# WHAT IS REQUIRED
Repeat the entries that follow verbatim, without any of their pictures.

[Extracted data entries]
◆ ◆ ◆

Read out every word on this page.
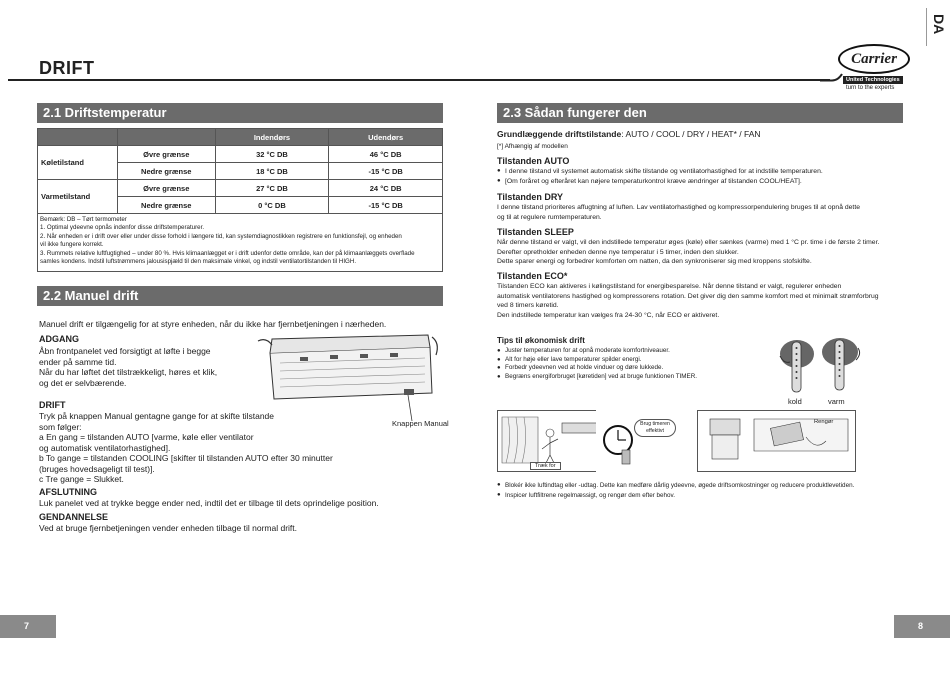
DA
DRIFT	Carrier
United Technologies
turn to the experts
2.1 Driftstemperatur
		Indendørs	Udendørs
Køletilstand	Øvre grænse	32 °C DB	46 °C DB
	Nedre grænse	18 °C DB	-15 °C DB
Varmetilstand	Øvre grænse	27 °C DB	24 °C DB
	Nedre grænse	0 °C DB	-15 °C DB
Bemærk: DB – Tørt termometer
1. Optimal ydeevne opnås indenfor disse driftstemperaturer.
2. Når enheden er i drift over eller under disse forhold i længere tid, kan systemdiagnostikken registrere en funktionsfejl, og enheden
vil ikke fungere korrekt.
3. Rummets relative luftfugtighed – under 80 %. Hvis klimaanlægget er i drift udenfor dette område, kan der på klimaanlæggets overflade
samles kondens. Indstil luftstrømmens jalousispjæld til den maksimale vinkel, og indstil ventilatortilstanden til HIGH.
2.2 Manuel drift
Manuel drift er tilgængelig for at styre enheden, når du ikke har fjernbetjeningen i nærheden.
ADGANG
Åbn frontpanelet ved forsigtigt at løfte i begge
ender på samme tid.
Når du har løftet det tilstrækkeligt, høres et klik,
og det er selvbærende.
Knappen Manual
DRIFT
Tryk på knappen Manual gentagne gange for at skifte tilstande
som følger:
a En gang = tilstanden AUTO [varme, køle eller ventilator
og automatisk ventilatorhastighed].
b To gange = tilstanden COOLING [skifter til tilstanden AUTO efter 30 minutter
(bruges hovedsageligt til test)].
c Tre gange = Slukket.
AFSLUTNING
Luk panelet ved at trykke begge ender ned, indtil det er tilbage til dets oprindelige position.
GENDANNELSE
Ved at bruge fjernbetjeningen vender enheden tilbage til normal drift.
2.3 Sådan fungerer den
Grundlæggende driftstilstande: AUTO / COOL / DRY / HEAT* / FAN
[*] Afhængig af modellen
Tilstanden AUTO
● I denne tilstand vil systemet automatisk skifte tilstande og ventilatorhastighed for at indstille temperaturen.
● [Om foråret og efteråret kan nøjere temperaturkontrol kræve ændringer af tilstanden COOL/HEAT].
Tilstanden DRY
I denne tilstand prioriteres affugtning af luften. Lav ventilatorhastighed og kompressorpendulering bruges til at opnå dette
og til at regulere rumtemperaturen.
Tilstanden SLEEP
Når denne tilstand er valgt, vil den indstillede temperatur øges (køle) eller sænkes (varme) med 1 °C pr. time i de første 2 timer.
Derefter opretholder enheden denne nye temperatur i 5 timer, inden den slukker.
Dette sparer energi og forbedrer komforten om natten, da den synkroniserer sig med kroppens stofskifte.
Tilstanden ECO*
Tilstanden ECO kan aktiveres i kølingstilstand for energibesparelse. Når denne tilstand er valgt, regulerer enheden
automatisk ventilatorens hastighed og kompressorens rotation. Det giver dig den samme komfort med et minimalt strømforbrug
ved 8 timers køretid.
Den indstillede temperatur kan vælges fra 24-30 °C, når ECO er aktiveret.
Tips til økonomisk drift
● Juster temperaturen for at opnå moderate komfortniveauer.
● Alt for høje eller lave temperaturer spilder energi.
● Forbedr ydeevnen ved at holde vinduer og døre lukkede.
● Begræns energiforbruget [køretiden] ved at bruge funktionen TIMER.
kold	varm
Træk for
Brug timeren effektivt
Rengør
● Blokér ikke luftindtag eller -udtag. Dette kan medføre dårlig ydeevne, øgede driftsomkostninger og reducere produktlevetiden.
● Inspicer luftfiltrene regelmæssigt, og rengør dem efter behov.
7	8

◆ ◆ ◆

# WRITTEN RESPONSE
Read out every word on this page.
DA
DRIFT	Carrier
United Technologies
turn to the experts
2.1 Driftstemperatur
		Indendørs	Udendørs
Køletilstand	Øvre grænse	32 °C DB	46 °C DB
	Nedre grænse	18 °C DB	-15 °C DB
Varmetilstand	Øvre grænse	27 °C DB	24 °C DB
	Nedre grænse	0 °C DB	-15 °C DB
Bemærk: DB – Tørt termometer
1. Optimal ydeevne opnås indenfor disse driftstemperaturer.
2. Når enheden er i drift over eller under disse forhold i længere tid, kan systemdiagnostikken registrere en funktionsfejl, og enheden
vil ikke fungere korrekt.
3. Rummets relative luftfugtighed – under 80 %. Hvis klimaanlægget er i drift udenfor dette område, kan der på klimaanlæggets overflade
samles kondens. Indstil luftstrømmens jalousispjæld til den maksimale vinkel, og indstil ventilatortilstanden til HIGH.
2.2 Manuel drift
Manuel drift er tilgængelig for at styre enheden, når du ikke har fjernbetjeningen i nærheden.
ADGANG
Åbn frontpanelet ved forsigtigt at løfte i begge
ender på samme tid.
Når du har løftet det tilstrækkeligt, høres et klik,
og det er selvbærende.
Knappen Manual
DRIFT
Tryk på knappen Manual gentagne gange for at skifte tilstande
som følger:
a En gang = tilstanden AUTO [varme, køle eller ventilator
og automatisk ventilatorhastighed].
b To gange = tilstanden COOLING [skifter til tilstanden AUTO efter 30 minutter
(bruges hovedsageligt til test)].
c Tre gange = Slukket.
AFSLUTNING
Luk panelet ved at trykke begge ender ned, indtil det er tilbage til dets oprindelige position.
GENDANNELSE
Ved at bruge fjernbetjeningen vender enheden tilbage til normal drift.
2.3 Sådan fungerer den
Grundlæggende driftstilstande: AUTO / COOL / DRY / HEAT* / FAN
[*] Afhængig af modellen
Tilstanden AUTO
● I denne tilstand vil systemet automatisk skifte tilstande og ventilatorhastighed for at indstille temperaturen.
● [Om foråret og efteråret kan nøjere temperaturkontrol kræve ændringer af tilstanden COOL/HEAT].
Tilstanden DRY
I denne tilstand prioriteres affugtning af luften. Lav ventilatorhastighed og kompressorpendulering bruges til at opnå dette
og til at regulere rumtemperaturen.
Tilstanden SLEEP
Når denne tilstand er valgt, vil den indstillede temperatur øges (køle) eller sænkes (varme) med 1 °C pr. time i de første 2 timer.
Derefter opretholder enheden denne nye temperatur i 5 timer, inden den slukker.
Dette sparer energi og forbedrer komforten om natten, da den synkroniserer sig med kroppens stofskifte.
Tilstanden ECO*
Tilstanden ECO kan aktiveres i kølingstilstand for energibesparelse. Når denne tilstand er valgt, regulerer enheden
automatisk ventilatorens hastighed og kompressorens rotation. Det giver dig den samme komfort med et minimalt strømforbrug
ved 8 timers køretid.
Den indstillede temperatur kan vælges fra 24-30 °C, når ECO er aktiveret.
Tips til økonomisk drift
● Juster temperaturen for at opnå moderate komfortniveauer.
● Alt for høje eller lave temperaturer spilder energi.
● Forbedr ydeevnen ved at holde vinduer og døre lukkede.
● Begræns energiforbruget [køretiden] ved at bruge funktionen TIMER.
kold	varm
Træk for
Brug timeren effektivt
Rengør
● Blokér ikke luftindtag eller -udtag. Dette kan medføre dårlig ydeevne, øgede driftsomkostninger og reducere produktlevetiden.
● Inspicer luftfiltrene regelmæssigt, og rengør dem efter behov.
7	8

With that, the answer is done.